Direction
Lines containing the string "Gyres" are to be counted; report the number and nothing more.

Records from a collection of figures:
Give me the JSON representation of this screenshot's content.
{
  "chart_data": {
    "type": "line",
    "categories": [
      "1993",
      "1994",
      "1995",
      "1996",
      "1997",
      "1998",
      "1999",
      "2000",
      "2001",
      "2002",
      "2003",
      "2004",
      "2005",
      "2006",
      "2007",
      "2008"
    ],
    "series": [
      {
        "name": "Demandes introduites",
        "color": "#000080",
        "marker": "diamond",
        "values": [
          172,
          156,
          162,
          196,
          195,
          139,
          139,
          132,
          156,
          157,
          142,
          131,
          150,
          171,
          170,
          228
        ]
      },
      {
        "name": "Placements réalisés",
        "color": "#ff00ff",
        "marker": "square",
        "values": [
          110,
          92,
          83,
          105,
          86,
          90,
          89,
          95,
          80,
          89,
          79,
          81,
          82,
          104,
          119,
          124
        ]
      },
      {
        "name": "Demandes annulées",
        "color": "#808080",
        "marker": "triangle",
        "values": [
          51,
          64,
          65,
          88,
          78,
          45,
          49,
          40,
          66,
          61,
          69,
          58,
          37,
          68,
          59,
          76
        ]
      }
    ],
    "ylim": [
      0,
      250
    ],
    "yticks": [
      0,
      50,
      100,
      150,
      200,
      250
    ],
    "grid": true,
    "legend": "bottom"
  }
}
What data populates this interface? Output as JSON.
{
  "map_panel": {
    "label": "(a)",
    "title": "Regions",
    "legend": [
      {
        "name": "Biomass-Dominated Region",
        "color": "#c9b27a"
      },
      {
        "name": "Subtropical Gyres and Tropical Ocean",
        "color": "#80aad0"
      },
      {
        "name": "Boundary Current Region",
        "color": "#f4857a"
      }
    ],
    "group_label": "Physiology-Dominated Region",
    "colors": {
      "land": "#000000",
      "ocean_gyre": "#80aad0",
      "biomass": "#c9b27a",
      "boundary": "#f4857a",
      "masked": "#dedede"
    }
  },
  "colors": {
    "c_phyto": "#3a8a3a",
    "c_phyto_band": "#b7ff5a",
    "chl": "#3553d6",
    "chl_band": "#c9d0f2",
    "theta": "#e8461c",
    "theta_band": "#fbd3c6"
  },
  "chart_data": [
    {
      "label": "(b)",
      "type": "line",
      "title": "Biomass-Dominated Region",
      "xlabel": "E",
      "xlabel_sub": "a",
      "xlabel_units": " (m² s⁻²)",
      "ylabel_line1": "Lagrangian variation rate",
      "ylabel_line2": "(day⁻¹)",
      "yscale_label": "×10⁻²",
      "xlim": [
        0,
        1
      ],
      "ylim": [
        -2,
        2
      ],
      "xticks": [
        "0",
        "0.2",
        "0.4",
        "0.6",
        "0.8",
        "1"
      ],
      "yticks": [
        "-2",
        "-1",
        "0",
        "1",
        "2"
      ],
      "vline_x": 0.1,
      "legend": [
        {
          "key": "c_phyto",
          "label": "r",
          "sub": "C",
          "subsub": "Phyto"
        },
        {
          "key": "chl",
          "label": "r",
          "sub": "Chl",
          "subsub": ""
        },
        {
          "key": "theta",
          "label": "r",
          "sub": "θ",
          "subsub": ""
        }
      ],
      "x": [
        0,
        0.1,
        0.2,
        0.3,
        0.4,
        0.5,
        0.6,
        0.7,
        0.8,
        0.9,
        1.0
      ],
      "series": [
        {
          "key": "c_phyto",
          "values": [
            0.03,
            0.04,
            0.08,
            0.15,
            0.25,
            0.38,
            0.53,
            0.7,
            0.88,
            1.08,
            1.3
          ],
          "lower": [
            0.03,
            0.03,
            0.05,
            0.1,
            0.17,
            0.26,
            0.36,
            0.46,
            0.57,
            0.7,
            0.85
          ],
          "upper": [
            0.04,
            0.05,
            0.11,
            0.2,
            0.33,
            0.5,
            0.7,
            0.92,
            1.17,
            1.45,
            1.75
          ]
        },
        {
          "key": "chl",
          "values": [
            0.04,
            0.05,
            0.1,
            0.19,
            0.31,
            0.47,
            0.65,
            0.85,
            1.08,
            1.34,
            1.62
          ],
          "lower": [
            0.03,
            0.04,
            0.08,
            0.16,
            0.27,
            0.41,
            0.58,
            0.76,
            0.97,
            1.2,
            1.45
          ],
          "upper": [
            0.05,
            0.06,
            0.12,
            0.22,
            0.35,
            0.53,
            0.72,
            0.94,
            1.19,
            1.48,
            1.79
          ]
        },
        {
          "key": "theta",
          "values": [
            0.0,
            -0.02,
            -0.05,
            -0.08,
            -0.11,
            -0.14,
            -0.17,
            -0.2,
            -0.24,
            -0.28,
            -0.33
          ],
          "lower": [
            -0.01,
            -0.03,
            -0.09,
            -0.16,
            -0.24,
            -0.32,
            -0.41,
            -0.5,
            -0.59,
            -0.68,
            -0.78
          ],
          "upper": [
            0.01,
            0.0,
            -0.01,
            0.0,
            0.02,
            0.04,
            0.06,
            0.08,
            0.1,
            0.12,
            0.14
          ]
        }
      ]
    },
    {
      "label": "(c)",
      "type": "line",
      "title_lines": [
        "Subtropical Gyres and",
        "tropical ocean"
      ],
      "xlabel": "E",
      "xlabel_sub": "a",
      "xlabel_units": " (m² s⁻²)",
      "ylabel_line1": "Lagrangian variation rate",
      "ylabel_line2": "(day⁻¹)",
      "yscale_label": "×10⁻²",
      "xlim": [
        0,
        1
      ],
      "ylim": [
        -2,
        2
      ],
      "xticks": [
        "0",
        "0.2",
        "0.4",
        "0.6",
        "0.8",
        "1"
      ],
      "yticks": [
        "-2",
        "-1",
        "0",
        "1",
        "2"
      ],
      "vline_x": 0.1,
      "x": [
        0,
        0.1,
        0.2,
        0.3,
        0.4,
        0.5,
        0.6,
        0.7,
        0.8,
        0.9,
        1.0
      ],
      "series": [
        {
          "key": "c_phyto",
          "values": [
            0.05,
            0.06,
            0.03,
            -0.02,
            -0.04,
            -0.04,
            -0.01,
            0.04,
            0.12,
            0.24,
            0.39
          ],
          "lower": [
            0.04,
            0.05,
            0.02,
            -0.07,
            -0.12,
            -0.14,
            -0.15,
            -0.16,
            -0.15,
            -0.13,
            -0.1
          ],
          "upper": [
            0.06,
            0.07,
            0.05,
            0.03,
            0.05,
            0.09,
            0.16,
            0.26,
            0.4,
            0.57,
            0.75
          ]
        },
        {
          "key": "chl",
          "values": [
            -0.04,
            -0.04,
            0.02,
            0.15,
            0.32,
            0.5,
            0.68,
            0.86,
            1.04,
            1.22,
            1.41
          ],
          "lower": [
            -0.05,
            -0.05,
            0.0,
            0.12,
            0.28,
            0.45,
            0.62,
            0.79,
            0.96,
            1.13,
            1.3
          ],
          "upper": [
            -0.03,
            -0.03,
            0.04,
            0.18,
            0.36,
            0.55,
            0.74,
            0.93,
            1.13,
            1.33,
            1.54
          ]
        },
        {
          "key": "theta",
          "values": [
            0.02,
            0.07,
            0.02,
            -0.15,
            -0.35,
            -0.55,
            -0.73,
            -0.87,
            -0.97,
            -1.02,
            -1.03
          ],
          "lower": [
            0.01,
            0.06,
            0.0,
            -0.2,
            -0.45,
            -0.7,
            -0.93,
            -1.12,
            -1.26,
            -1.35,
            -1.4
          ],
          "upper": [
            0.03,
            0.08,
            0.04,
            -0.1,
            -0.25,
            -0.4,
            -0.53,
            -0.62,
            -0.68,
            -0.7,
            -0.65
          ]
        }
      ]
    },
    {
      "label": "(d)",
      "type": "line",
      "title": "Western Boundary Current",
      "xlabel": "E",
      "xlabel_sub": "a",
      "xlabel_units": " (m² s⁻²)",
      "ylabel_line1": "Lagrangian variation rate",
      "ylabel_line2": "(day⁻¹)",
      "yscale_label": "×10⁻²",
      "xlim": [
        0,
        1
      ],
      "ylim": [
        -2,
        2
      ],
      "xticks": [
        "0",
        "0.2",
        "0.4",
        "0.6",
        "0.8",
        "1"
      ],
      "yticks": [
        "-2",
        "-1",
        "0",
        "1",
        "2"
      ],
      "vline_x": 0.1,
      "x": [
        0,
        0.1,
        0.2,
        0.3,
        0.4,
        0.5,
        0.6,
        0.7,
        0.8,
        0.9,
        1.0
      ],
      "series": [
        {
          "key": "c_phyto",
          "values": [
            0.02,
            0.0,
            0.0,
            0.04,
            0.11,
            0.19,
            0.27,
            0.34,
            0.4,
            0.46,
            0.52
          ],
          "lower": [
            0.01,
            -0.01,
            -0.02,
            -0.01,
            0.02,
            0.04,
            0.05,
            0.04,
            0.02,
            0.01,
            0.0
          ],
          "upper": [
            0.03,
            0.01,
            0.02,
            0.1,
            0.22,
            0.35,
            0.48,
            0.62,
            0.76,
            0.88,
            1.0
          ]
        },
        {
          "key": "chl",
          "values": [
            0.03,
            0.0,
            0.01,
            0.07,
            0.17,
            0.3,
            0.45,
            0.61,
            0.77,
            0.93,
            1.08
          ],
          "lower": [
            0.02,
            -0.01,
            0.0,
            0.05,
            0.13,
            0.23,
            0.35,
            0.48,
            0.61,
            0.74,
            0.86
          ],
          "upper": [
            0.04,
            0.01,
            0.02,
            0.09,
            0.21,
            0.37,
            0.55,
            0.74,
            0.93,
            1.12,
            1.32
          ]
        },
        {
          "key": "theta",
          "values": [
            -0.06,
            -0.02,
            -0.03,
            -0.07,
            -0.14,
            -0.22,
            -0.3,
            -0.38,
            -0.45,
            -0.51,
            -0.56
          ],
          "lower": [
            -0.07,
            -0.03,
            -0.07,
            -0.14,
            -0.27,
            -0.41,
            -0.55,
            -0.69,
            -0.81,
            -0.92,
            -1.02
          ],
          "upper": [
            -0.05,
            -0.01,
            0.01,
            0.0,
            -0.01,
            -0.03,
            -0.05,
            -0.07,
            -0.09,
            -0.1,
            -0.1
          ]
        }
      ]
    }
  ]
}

The answer
2